PROBLEM REQUIREMENTS ▸ Return each line containing "nhuận".

[Stored data]
━━━━━━━━

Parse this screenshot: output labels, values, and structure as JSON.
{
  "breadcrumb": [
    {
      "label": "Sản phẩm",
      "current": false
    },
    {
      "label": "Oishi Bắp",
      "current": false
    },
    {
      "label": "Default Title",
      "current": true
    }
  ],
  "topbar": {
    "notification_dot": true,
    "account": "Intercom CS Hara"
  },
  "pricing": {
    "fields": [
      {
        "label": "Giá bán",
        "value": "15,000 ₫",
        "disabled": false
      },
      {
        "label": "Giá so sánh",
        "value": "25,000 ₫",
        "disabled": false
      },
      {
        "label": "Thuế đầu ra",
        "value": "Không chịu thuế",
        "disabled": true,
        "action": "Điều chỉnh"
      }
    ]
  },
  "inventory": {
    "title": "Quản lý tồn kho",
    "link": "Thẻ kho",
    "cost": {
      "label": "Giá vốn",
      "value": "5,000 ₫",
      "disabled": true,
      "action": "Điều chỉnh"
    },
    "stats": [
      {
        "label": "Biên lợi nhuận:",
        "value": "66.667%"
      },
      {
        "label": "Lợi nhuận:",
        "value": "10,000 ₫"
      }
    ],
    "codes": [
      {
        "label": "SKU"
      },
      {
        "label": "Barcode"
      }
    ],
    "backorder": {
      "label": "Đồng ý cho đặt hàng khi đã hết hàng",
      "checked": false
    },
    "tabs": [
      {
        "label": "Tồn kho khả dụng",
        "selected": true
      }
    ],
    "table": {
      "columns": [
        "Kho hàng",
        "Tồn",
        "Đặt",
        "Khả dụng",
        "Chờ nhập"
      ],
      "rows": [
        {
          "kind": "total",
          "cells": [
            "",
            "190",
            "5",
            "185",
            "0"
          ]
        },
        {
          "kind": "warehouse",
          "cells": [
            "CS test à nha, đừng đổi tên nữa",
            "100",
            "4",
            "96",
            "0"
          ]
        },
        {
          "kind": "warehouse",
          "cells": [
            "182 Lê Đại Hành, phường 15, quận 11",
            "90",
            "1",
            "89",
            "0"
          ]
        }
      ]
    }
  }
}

━━━━━━━━

COMPLETED EXERCISE ▸
        "label": "Biên lợi nhuận:",
        "label": "Lợi nhuận:",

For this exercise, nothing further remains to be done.